→ **Task requirements**: Copy every one of the lines below word for word, leaving out the pictures.

— Start —

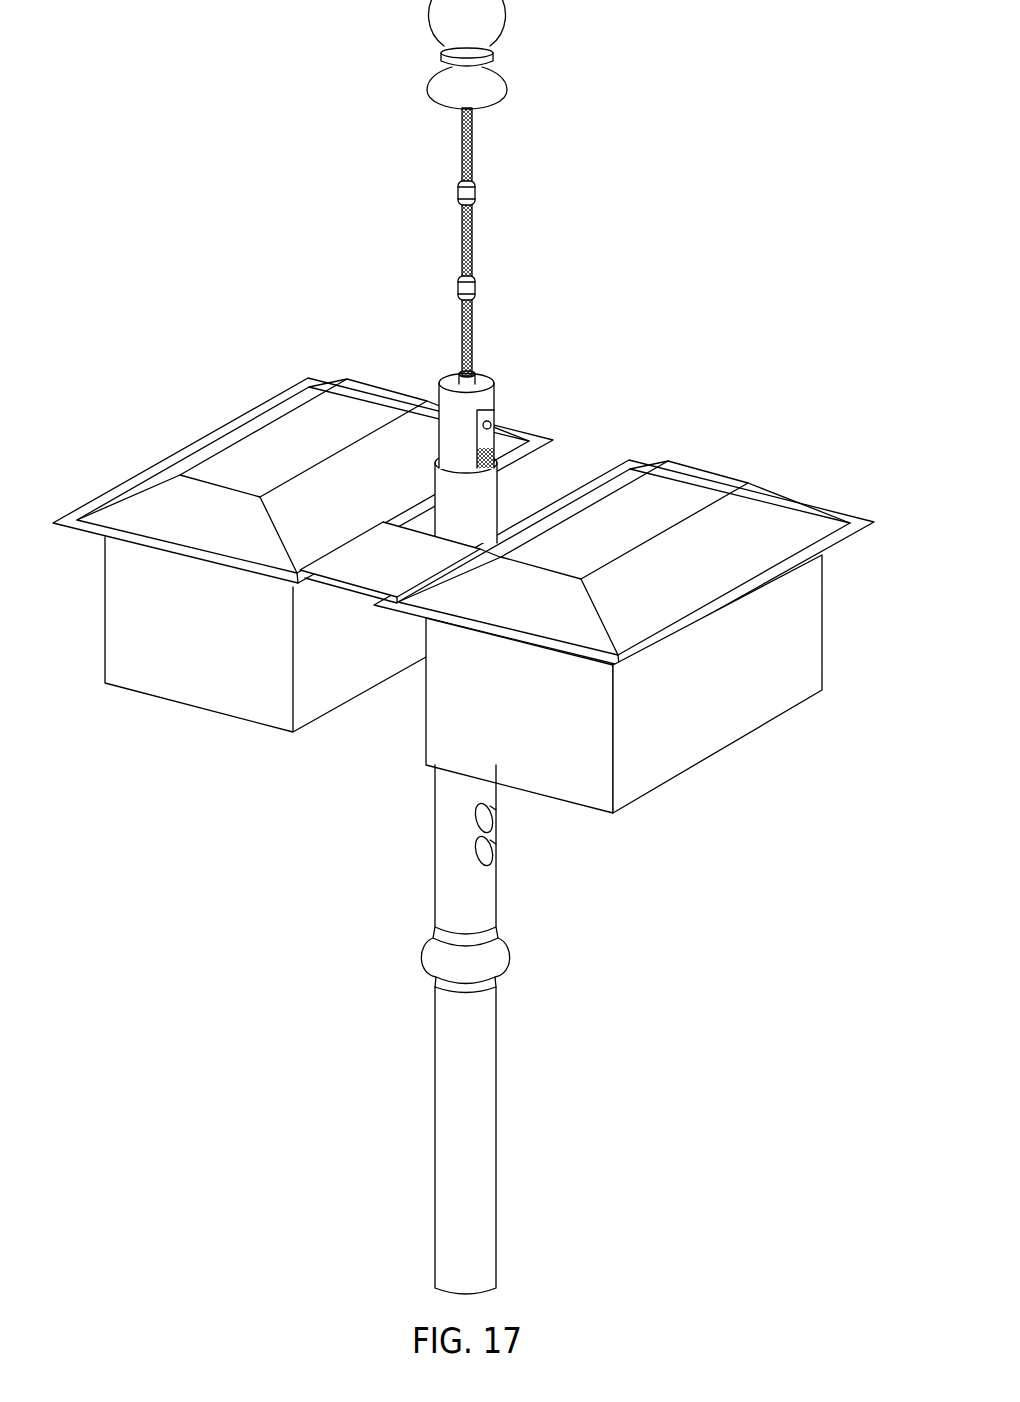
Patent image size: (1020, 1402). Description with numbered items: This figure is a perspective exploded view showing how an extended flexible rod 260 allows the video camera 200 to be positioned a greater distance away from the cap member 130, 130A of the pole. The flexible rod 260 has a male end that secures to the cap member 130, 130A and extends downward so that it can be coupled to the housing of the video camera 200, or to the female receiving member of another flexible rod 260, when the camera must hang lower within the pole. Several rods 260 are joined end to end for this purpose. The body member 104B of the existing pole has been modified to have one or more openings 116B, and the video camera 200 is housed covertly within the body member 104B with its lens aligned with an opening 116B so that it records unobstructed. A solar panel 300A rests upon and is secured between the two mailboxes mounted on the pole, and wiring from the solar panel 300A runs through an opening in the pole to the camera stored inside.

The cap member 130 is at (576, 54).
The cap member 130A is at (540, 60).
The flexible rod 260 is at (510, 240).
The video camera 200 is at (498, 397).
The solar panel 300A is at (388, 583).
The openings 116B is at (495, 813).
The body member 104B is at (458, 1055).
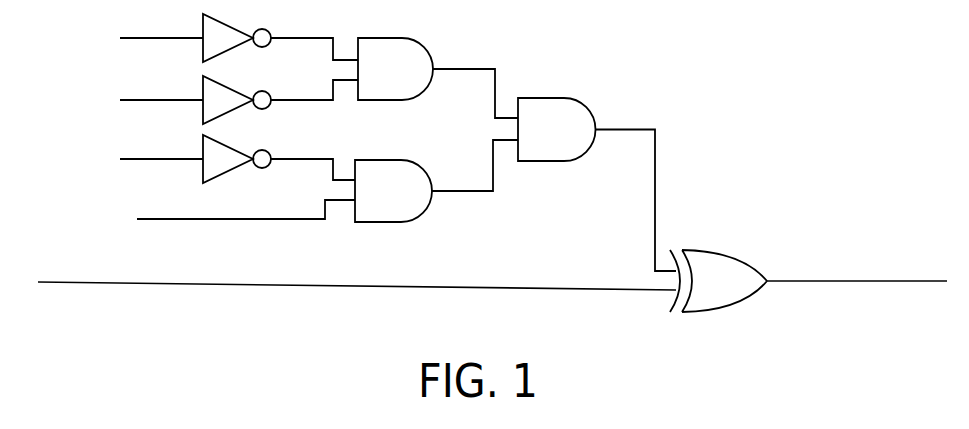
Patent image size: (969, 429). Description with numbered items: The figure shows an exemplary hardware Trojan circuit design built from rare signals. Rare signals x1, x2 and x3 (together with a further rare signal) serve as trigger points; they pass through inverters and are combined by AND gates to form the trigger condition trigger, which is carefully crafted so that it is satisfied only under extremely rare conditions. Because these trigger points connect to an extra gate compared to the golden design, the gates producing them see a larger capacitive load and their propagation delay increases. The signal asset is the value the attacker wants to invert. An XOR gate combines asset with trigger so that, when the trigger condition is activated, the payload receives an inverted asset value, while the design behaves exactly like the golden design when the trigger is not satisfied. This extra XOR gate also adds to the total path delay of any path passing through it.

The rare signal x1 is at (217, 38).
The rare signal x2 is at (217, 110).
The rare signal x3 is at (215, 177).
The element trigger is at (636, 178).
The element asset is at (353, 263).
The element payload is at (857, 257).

— End —

→ **Reply**:
Patent image size: (1020, 1402). Description with numbered items: This figure is a perspective exploded view showing how an extended flexible rod 260 allows the video camera 200 to be positioned a greater distance away from the cap member 130, 130A of the pole. The flexible rod 260 has a male end that secures to the cap member 130, 130A and extends downward so that it can be coupled to the housing of the video camera 200, or to the female receiving member of another flexible rod 260, when the camera must hang lower within the pole. Several rods 260 are joined end to end for this purpose. The body member 104B of the existing pole has been modified to have one or more openings 116B, and the video camera 200 is housed covertly within the body member 104B with its lens aligned with an opening 116B so that it records unobstructed. A solar panel 300A rests upon and is secured between the two mailboxes mounted on the pole, and wiring from the solar panel 300A runs through an opening in the pole to the camera stored inside.

The cap member 130 is at (576, 54).
The cap member 130A is at (540, 60).
The flexible rod 260 is at (510, 240).
The video camera 200 is at (498, 397).
The solar panel 300A is at (388, 583).
The openings 116B is at (495, 813).
The body member 104B is at (458, 1055).
Patent image size: (969, 429). Description with numbered items: The figure shows an exemplary hardware Trojan circuit design built from rare signals. Rare signals x1, x2 and x3 (together with a further rare signal) serve as trigger points; they pass through inverters and are combined by AND gates to form the trigger condition trigger, which is carefully crafted so that it is satisfied only under extremely rare conditions. Because these trigger points connect to an extra gate compared to the golden design, the gates producing them see a larger capacitive load and their propagation delay increases. The signal asset is the value the attacker wants to invert. An XOR gate combines asset with trigger so that, when the trigger condition is activated, the payload receives an inverted asset value, while the design behaves exactly like the golden design when the trigger is not satisfied. This extra XOR gate also adds to the total path delay of any path passing through it.

The rare signal x1 is at (217, 38).
The rare signal x2 is at (217, 110).
The rare signal x3 is at (215, 177).
The element trigger is at (636, 178).
The element asset is at (353, 263).
The element payload is at (857, 257).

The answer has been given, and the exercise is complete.